What you should do: Please pull out every line that includes the string "JSON".
— BEGIN Information given —
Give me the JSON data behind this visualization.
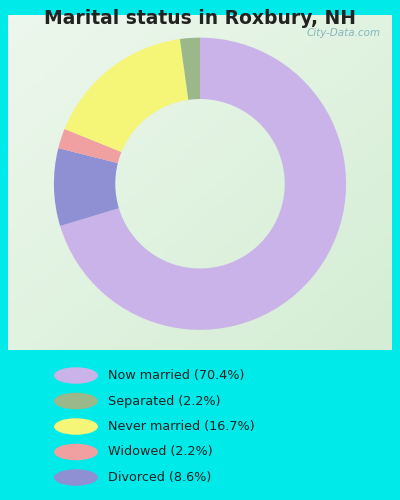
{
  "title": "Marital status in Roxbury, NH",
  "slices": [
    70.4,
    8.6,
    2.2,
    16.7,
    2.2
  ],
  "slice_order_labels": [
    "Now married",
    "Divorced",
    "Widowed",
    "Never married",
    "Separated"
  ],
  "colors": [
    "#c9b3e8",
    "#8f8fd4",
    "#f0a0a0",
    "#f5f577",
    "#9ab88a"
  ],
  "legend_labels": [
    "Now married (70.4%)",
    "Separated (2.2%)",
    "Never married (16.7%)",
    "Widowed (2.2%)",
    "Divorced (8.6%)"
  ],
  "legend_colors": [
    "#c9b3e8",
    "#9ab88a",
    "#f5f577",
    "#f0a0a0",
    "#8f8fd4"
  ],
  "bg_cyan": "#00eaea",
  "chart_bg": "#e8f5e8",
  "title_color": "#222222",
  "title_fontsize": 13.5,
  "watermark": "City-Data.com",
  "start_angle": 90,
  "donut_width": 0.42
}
— END Information given —
— BEGIN Information given —
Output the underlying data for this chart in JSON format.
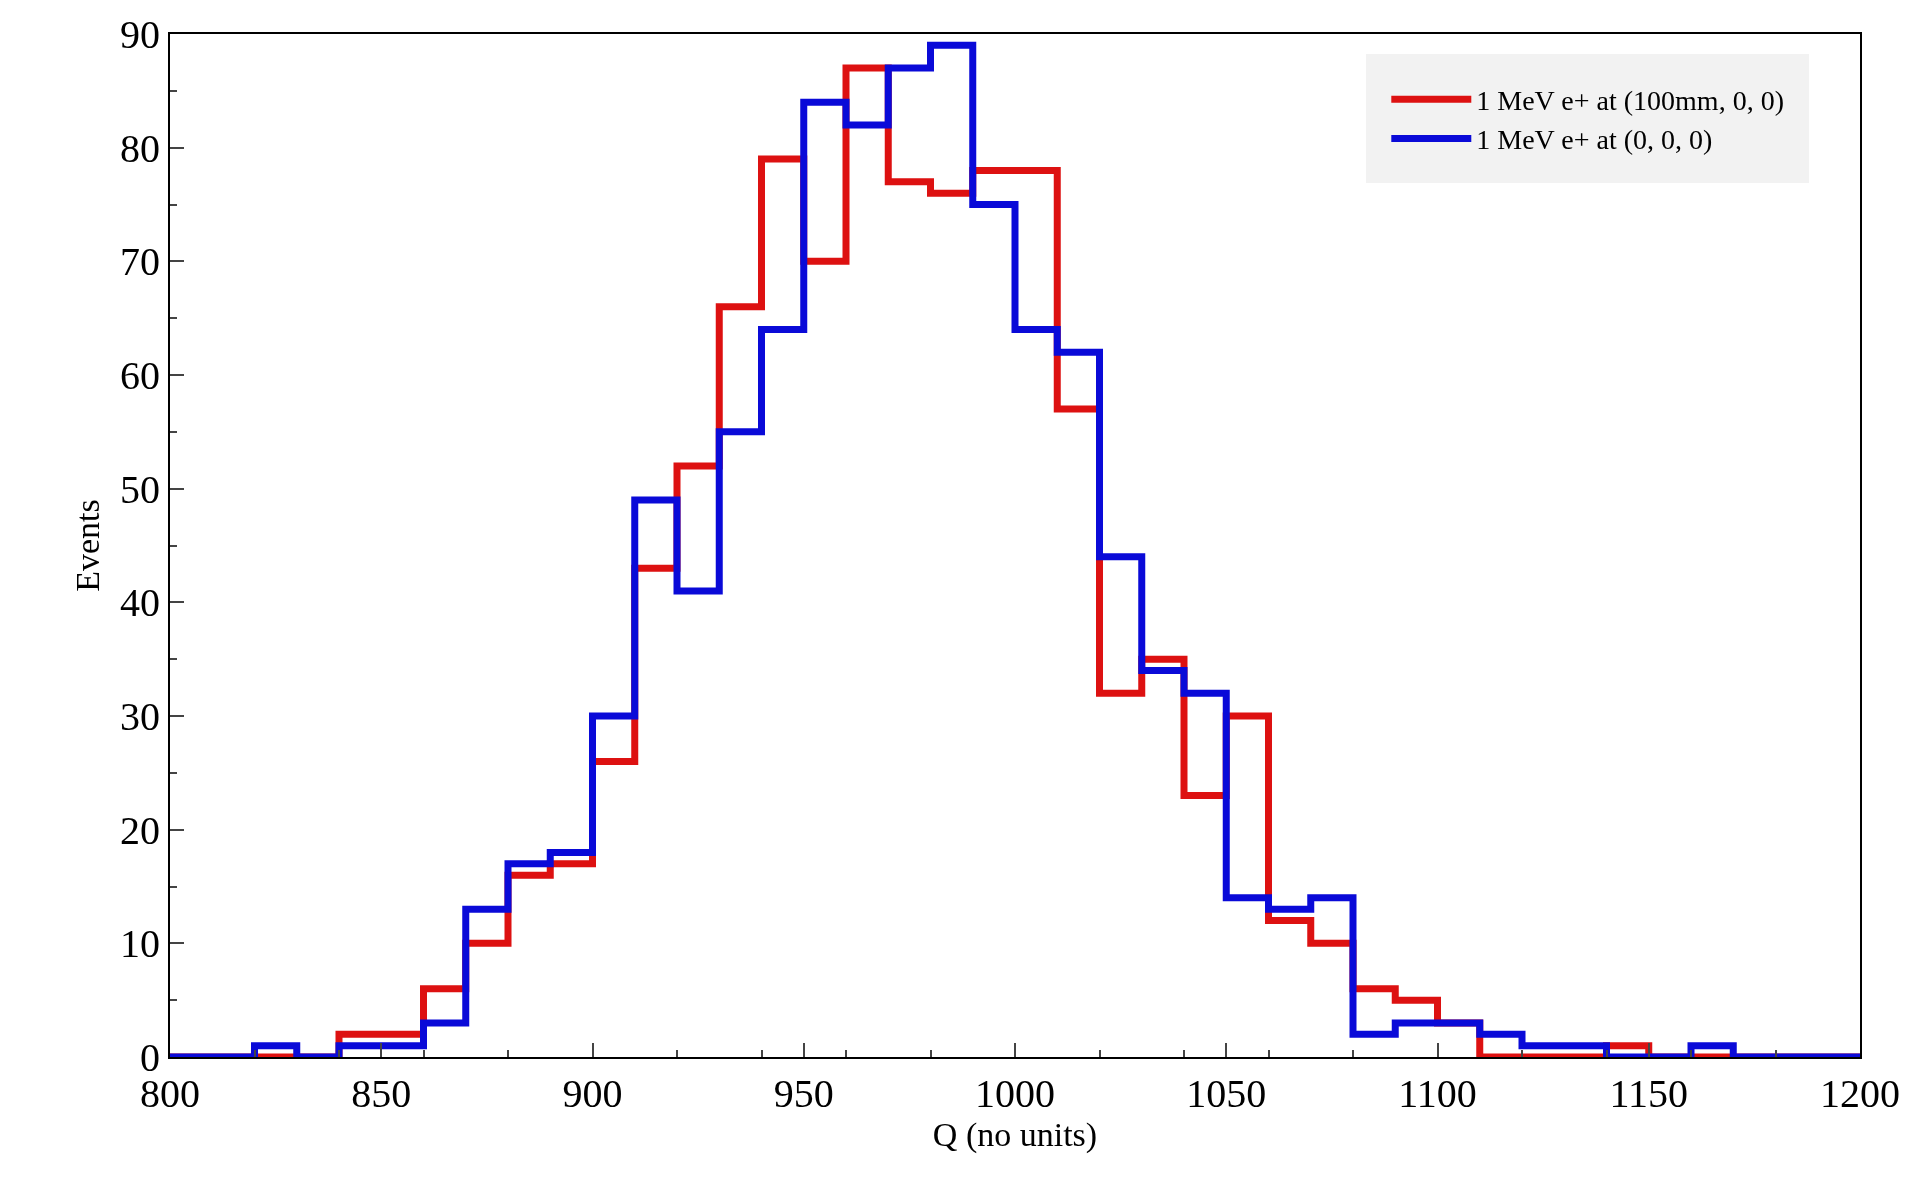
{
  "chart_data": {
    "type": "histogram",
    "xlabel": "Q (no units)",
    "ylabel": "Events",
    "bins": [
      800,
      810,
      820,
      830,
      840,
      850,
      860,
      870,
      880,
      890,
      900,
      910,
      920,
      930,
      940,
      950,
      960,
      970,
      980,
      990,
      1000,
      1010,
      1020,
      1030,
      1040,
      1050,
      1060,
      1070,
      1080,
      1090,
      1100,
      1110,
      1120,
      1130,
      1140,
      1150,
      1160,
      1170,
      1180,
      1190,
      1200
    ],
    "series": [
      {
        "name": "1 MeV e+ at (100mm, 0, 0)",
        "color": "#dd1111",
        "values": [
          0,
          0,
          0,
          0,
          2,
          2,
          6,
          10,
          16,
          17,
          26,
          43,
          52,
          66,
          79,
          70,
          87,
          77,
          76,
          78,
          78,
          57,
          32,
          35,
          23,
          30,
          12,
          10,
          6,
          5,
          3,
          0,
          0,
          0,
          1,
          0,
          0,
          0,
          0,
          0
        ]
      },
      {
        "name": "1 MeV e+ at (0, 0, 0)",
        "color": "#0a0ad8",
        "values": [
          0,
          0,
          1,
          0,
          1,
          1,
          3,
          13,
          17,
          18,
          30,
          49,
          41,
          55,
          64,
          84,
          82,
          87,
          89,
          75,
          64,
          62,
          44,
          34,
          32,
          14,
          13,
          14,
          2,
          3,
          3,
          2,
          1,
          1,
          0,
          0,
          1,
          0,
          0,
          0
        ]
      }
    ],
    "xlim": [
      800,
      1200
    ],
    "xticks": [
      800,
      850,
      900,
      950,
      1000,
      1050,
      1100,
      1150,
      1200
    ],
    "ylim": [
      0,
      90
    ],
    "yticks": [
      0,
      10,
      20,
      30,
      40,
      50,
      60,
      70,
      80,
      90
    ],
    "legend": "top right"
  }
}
— END Information given —
Exercise answer:
Give me the JSON data behind this visualization.
Output the underlying data for this chart in JSON format.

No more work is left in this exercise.